Task goal> From the entries that follow, extract each line holding the string "Việt".
START
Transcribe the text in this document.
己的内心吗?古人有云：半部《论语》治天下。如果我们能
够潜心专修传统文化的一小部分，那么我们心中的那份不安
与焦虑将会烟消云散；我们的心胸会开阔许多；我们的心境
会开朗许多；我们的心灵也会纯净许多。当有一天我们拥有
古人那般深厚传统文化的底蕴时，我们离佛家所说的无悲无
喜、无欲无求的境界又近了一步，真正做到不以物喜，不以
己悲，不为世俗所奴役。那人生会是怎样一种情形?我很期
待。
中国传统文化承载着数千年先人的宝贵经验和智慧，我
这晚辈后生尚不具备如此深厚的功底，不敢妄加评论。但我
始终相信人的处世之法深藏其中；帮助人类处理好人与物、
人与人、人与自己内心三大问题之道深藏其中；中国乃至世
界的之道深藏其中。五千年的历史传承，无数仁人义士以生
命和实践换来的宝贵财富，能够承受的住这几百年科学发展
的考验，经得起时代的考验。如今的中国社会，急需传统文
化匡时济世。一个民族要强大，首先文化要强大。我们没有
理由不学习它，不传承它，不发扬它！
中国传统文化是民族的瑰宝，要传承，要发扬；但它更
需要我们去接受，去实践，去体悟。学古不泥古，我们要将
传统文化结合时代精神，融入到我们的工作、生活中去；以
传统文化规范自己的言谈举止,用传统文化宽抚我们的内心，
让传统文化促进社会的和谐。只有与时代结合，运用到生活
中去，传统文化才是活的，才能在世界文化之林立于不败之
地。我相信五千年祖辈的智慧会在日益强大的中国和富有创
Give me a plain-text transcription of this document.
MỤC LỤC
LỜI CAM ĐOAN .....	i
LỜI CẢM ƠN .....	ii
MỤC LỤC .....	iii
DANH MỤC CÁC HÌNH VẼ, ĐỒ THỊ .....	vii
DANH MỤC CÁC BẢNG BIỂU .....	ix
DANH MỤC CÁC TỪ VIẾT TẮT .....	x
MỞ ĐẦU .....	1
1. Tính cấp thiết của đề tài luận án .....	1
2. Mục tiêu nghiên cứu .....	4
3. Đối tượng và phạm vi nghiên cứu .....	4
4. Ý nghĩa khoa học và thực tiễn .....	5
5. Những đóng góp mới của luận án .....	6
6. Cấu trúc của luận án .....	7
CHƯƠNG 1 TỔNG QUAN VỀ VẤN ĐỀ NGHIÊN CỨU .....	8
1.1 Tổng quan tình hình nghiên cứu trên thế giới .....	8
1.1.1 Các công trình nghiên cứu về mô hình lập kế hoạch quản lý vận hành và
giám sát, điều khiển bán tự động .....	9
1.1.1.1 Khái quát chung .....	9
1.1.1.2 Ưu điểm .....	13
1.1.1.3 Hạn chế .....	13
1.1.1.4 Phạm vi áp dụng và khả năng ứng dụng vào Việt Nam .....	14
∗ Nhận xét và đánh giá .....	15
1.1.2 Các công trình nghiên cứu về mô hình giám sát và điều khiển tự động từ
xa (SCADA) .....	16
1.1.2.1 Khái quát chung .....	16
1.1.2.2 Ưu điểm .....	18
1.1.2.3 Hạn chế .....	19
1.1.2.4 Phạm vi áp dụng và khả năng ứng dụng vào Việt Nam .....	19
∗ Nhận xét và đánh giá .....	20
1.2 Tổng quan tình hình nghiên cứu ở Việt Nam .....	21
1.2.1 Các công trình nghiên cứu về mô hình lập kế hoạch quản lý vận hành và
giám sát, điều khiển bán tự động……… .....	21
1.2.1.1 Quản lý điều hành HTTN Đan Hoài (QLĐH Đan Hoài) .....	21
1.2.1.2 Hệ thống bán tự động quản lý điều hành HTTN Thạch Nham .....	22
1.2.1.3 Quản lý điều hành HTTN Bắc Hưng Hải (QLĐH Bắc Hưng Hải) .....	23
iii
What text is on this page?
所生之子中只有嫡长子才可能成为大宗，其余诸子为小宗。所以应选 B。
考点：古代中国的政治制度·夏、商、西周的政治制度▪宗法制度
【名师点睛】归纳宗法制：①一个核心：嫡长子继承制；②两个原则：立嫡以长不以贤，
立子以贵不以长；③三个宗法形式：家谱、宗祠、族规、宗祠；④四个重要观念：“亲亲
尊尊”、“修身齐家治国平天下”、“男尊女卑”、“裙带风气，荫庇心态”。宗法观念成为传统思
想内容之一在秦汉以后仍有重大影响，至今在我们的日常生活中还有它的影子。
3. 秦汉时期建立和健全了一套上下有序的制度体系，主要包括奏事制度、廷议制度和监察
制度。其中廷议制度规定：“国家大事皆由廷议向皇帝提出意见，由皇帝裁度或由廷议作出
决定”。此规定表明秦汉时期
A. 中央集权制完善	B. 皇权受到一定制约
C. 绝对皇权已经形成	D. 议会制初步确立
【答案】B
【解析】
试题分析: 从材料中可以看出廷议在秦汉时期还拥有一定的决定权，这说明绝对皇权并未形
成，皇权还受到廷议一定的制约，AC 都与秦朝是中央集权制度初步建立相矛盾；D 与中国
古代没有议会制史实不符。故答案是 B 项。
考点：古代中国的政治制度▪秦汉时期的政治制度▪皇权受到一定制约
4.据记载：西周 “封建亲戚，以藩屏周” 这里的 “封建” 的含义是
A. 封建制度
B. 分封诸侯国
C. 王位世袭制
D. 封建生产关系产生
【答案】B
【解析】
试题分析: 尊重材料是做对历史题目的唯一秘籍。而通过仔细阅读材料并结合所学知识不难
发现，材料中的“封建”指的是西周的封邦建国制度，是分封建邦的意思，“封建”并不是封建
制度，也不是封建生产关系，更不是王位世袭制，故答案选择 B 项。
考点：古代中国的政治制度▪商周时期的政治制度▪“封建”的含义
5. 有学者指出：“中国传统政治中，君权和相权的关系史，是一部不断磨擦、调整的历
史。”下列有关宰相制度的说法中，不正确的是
END
Response to this task>
1.1.1.4 Phạm vi áp dụng và khả năng ứng dụng vào Việt Nam .....	14
1.1.2.4 Phạm vi áp dụng và khả năng ứng dụng vào Việt Nam .....	19
1.2 Tổng quan tình hình nghiên cứu ở Việt Nam .....	21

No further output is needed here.